**Stated problem**
For the material that follows, list every line containing the word "JSON".

————

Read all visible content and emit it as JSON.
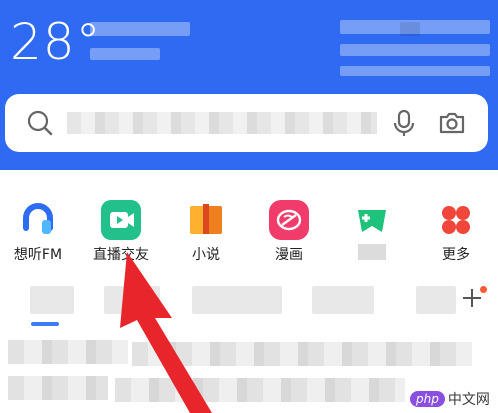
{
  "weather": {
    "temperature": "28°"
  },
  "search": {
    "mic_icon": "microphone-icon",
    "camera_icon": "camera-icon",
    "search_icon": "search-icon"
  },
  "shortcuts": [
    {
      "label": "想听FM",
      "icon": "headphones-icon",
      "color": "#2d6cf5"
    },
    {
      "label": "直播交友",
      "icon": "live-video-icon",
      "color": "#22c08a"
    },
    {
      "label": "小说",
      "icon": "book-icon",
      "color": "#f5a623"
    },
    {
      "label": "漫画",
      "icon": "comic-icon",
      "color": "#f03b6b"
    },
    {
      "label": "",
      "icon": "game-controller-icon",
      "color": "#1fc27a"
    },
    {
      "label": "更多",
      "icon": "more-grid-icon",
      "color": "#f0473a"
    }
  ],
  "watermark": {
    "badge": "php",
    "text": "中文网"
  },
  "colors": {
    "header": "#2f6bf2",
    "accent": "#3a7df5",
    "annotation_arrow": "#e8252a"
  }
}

————

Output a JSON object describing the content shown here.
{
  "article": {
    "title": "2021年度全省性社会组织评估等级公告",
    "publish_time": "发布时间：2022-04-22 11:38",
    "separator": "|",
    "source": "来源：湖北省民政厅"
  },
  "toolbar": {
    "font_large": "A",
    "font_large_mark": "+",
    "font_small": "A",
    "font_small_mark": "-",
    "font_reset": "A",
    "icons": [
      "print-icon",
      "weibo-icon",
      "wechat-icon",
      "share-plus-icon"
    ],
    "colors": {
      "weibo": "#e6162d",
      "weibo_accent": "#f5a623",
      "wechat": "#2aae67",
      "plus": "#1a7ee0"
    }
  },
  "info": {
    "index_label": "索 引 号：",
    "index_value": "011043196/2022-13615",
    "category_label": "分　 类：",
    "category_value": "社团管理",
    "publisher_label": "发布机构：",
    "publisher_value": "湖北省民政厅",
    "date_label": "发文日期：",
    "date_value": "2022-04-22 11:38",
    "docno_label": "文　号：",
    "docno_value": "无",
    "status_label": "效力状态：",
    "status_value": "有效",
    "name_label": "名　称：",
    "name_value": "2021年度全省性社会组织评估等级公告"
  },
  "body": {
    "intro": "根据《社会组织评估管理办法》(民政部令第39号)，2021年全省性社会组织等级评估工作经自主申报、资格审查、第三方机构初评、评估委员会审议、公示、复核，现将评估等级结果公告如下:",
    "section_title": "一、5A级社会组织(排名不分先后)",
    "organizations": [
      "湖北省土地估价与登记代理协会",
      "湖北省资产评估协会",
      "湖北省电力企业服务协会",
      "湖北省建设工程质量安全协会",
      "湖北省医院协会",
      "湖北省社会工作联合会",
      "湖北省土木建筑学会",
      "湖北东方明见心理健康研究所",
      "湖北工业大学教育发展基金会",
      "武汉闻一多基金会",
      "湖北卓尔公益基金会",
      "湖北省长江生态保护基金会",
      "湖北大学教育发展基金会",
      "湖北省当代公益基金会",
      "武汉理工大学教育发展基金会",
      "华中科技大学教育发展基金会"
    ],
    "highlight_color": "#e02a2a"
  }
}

————

**Exercise result**
Read all visible content and emit it as JSON.
Output a JSON object describing the content shown here.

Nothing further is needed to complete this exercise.